## [GIVEN EXERCISE]
Go through the data below. List every line that holds the word "million".

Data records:
********************
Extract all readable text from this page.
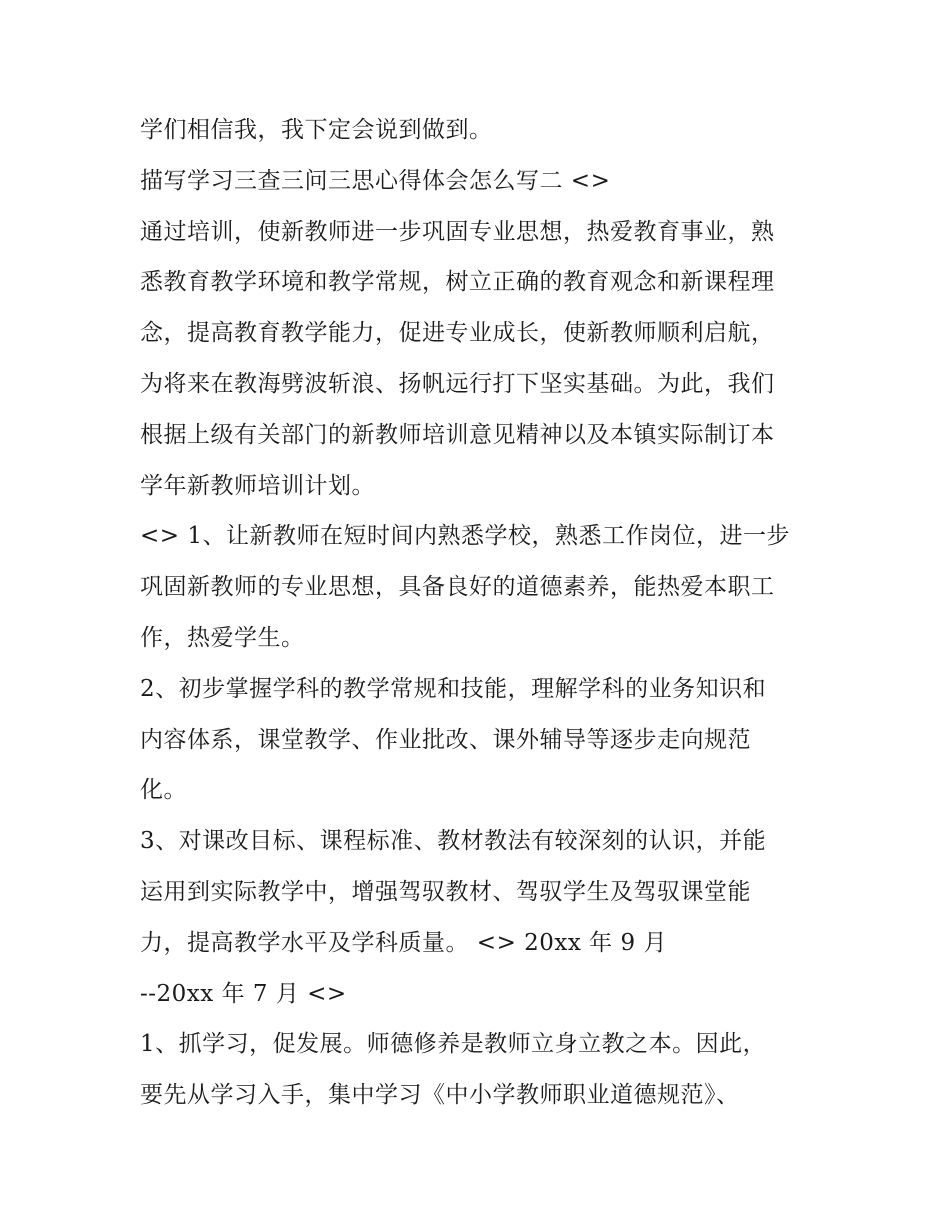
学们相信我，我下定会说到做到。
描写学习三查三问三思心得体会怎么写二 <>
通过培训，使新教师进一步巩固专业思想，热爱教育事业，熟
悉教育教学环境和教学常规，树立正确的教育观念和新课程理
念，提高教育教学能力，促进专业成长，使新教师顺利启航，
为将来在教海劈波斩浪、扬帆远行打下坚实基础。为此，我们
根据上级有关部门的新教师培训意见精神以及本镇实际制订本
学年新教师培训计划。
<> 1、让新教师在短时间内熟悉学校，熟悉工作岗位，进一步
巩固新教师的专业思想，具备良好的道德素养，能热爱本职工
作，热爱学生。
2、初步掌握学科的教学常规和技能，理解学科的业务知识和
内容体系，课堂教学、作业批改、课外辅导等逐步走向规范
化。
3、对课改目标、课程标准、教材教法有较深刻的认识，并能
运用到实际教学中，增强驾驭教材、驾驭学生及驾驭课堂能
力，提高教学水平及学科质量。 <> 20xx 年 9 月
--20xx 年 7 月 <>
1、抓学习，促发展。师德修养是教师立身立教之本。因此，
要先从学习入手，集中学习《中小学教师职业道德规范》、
********************
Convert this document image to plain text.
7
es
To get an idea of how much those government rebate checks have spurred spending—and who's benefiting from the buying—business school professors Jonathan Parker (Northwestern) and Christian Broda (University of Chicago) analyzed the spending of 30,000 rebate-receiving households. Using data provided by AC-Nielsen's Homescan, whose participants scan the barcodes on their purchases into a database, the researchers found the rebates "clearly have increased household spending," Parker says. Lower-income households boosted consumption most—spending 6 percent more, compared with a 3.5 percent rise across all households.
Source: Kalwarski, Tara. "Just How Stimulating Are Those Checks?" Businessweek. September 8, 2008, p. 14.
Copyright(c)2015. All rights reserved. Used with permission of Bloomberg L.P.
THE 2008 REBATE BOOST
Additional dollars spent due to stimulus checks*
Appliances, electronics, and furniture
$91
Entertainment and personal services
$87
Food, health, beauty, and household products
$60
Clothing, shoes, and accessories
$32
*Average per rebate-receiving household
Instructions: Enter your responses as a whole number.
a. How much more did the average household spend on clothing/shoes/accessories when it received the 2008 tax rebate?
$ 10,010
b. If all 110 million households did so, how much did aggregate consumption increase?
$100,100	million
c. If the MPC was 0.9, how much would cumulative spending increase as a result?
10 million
********************
## [TASK SOLUTION]
b. If all 110 million households did so, how much did aggregate consumption increase?
$100,100	million
10 million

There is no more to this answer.